**Stated task A**
Repeat the records exactly as they appear, from the start of the records through the line containing "stops-badge[interactable]: 经停站 bbox=[558, 502, 706, 542]", including both ends.

Lost In [SQL] Translation: Charting d[b]plyr Mapped SQL Function Support Across All Backends

#dplyr #r #rstats

Like more posts than I care to admit, this one starts innocently enough with a tweet by @gshotwell:

Is there a reference document somewhere of which dplyr commands work on various database backends? #rstats

— Gordon Shotwell (@gshotwell) April 9, 2019

Since I use at least 4 different d[b]plyr backends every week, this same question surfaces in my own noggin on occasion and I couldn’t resist going all Columbo on this mystery.

I should note that if you only really care about the backends that come with dbplyr @paleolimbot has you covered with this post, which also shows you the translated SQL!

Executing The Plan

There are at least 24 separate backends for dbplyr. Most folks won’t need more than one if their databases all have a decent ODBC or JDBC driver. To be able to use dplyr idioms with databases there needs to be a way to translate R code (e.g. function calls) into SQL. A ton of functions are pre-mapped in dbplyr already and most backend implementations start by relying on these defaults. Furthermore, since SQL is not nearly as “standard” across installations as one might think, some common tasks — such as string manipulation — have a default noop translation.

**Stated task B**
Duplicate the full post on dbplyr SQL function support across backends, word for word.

**Provided records**
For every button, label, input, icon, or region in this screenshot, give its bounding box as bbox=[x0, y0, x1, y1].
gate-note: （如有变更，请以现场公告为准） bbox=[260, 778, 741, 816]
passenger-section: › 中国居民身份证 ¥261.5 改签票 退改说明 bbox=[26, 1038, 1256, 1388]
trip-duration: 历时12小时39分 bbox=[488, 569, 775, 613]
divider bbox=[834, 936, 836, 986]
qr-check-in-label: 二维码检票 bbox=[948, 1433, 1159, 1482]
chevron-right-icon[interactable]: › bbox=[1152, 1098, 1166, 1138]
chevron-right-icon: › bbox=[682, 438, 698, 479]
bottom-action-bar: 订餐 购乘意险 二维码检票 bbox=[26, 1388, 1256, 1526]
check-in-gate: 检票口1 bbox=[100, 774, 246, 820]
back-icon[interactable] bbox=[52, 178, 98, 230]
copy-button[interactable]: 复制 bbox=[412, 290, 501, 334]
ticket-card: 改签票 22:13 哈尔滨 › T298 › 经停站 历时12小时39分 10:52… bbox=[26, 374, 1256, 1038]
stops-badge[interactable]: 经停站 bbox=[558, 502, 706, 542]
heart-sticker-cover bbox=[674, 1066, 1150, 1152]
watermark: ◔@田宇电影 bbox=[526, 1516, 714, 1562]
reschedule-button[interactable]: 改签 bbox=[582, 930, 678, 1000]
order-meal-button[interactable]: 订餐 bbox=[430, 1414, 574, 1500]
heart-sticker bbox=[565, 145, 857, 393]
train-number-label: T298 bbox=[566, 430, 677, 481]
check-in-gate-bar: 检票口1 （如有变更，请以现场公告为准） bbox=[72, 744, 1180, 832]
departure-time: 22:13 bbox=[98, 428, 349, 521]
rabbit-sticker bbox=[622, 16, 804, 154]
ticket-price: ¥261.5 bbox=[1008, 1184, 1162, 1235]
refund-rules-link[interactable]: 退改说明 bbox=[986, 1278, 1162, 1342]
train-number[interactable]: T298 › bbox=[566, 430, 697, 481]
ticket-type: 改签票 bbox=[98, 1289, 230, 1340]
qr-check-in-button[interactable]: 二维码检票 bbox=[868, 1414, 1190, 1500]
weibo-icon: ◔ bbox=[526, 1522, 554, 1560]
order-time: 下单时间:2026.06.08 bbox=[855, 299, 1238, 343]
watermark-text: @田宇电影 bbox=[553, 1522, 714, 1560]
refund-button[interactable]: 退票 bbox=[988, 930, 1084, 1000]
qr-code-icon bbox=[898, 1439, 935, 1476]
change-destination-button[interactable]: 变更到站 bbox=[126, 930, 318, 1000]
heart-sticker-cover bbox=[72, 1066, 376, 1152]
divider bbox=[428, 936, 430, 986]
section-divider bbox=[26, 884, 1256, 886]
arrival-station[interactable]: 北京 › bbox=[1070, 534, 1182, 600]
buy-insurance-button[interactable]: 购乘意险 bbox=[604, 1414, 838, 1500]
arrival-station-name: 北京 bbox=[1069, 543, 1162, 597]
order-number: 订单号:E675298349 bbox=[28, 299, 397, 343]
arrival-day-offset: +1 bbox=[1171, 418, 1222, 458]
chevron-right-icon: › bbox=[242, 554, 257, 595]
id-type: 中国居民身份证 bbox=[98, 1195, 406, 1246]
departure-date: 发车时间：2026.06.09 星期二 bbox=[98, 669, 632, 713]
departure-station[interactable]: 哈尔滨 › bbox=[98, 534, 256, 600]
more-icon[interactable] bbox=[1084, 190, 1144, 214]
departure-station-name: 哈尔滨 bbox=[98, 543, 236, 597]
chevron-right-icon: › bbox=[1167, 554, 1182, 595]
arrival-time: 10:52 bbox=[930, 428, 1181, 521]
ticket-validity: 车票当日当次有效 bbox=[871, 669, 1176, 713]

**Response A**
For every button, label, input, icon, or region in this screenshot, give its bounding box as bbox=[x0, y0, x1, y1].
gate-note: （如有变更，请以现场公告为准） bbox=[260, 778, 741, 816]
passenger-section: › 中国居民身份证 ¥261.5 改签票 退改说明 bbox=[26, 1038, 1256, 1388]
trip-duration: 历时12小时39分 bbox=[488, 569, 775, 613]
divider bbox=[834, 936, 836, 986]
qr-check-in-label: 二维码检票 bbox=[948, 1433, 1159, 1482]
chevron-right-icon[interactable]: › bbox=[1152, 1098, 1166, 1138]
chevron-right-icon: › bbox=[682, 438, 698, 479]
bottom-action-bar: 订餐 购乘意险 二维码检票 bbox=[26, 1388, 1256, 1526]
check-in-gate: 检票口1 bbox=[100, 774, 246, 820]
back-icon[interactable] bbox=[52, 178, 98, 230]
copy-button[interactable]: 复制 bbox=[412, 290, 501, 334]
ticket-card: 改签票 22:13 哈尔滨 › T298 › 经停站 历时12小时39分 10:52… bbox=[26, 374, 1256, 1038]
stops-badge[interactable]: 经停站 bbox=[558, 502, 706, 542]

**Response B**
Lost In [SQL] Translation: Charting d[b]plyr Mapped SQL Function Support Across All Backends

#dplyr #r #rstats

Like more posts than I care to admit, this one starts innocently enough with a tweet by @gshotwell:

Is there a reference document somewhere of which dplyr commands work on various database backends? #rstats

— Gordon Shotwell (@gshotwell) April 9, 2019

Since I use at least 4 different d[b]plyr backends every week, this same question surfaces in my own noggin on occasion and I couldn’t resist going all Columbo on this mystery.

I should note that if you only really care about the backends that come with dbplyr @paleolimbot has you covered with this post, which also shows you the translated SQL!

Executing The Plan

There are at least 24 separate backends for dbplyr. Most folks won’t need more than one if their databases all have a decent ODBC or JDBC driver. To be able to use dplyr idioms with databases there needs to be a way to translate R code (e.g. function calls) into SQL. A ton of functions are pre-mapped in dbplyr already and most backend implementations start by relying on these defaults. Furthermore, since SQL is not nearly as “standard” across installations as one might think, some common tasks — such as string manipulation — have a default noop translation.